---------- Stored records ----------

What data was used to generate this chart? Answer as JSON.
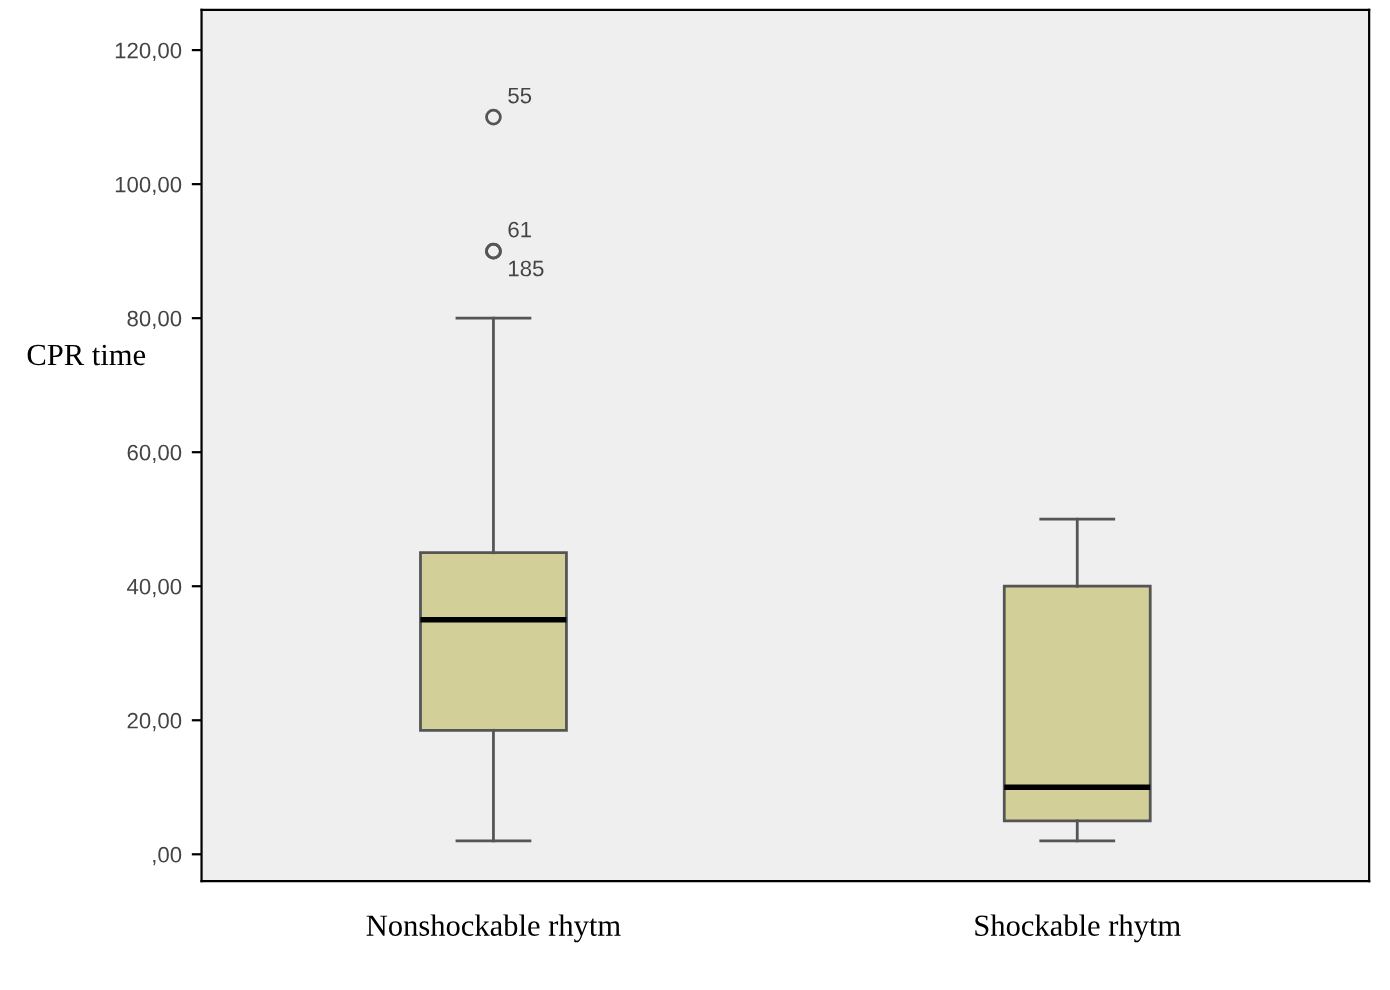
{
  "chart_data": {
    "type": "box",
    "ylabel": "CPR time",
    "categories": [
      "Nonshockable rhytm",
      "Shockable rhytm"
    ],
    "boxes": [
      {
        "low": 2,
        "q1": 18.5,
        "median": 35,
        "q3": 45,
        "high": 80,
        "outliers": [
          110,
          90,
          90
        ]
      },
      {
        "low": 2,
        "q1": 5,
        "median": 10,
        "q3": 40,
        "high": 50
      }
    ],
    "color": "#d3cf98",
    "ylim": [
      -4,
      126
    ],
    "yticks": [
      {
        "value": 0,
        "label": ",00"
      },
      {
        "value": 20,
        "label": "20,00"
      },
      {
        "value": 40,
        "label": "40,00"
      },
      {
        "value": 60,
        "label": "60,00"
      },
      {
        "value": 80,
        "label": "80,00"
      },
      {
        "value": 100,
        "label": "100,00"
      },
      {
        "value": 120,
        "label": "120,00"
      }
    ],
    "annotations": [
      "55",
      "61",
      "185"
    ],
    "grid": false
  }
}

----------
---------- Stored records ----------

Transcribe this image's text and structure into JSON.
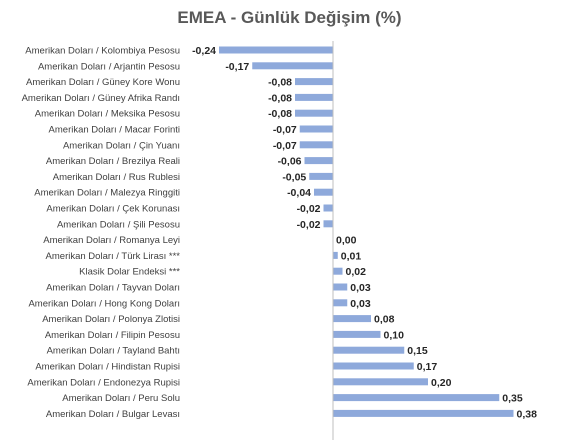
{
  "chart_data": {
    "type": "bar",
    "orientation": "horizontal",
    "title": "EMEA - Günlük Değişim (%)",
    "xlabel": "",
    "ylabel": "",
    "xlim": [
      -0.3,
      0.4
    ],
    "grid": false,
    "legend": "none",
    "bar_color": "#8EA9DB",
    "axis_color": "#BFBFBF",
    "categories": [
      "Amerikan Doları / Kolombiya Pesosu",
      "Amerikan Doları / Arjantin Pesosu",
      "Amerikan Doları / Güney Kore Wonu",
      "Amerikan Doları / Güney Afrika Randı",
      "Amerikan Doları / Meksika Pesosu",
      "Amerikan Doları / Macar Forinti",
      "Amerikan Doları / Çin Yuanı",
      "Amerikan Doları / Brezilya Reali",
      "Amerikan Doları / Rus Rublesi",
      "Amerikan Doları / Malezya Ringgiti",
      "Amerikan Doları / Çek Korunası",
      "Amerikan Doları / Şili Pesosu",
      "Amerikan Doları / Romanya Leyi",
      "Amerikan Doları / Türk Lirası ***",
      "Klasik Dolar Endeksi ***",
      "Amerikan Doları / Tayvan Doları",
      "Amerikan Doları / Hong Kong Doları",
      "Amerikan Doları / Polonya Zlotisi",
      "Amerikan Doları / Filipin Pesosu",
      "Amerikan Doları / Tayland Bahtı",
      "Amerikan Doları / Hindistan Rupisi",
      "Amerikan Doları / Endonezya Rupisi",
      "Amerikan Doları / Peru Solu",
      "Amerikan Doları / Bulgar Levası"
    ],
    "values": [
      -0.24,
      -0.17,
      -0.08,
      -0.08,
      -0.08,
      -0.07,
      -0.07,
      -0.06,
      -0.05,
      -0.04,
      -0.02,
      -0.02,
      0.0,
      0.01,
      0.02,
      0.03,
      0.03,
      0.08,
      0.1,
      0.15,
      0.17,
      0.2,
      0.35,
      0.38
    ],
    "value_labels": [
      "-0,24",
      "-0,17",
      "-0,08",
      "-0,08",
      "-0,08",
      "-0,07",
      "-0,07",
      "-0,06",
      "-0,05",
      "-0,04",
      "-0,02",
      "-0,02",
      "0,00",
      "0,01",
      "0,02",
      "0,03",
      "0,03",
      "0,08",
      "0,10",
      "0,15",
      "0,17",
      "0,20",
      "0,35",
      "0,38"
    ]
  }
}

----------

## Problem
Reproduce each line holding the word "Rupisi".

## Output of the exercise
      "Amerikan Doları / Hindistan Rupisi",
      "Amerikan Doları / Endonezya Rupisi",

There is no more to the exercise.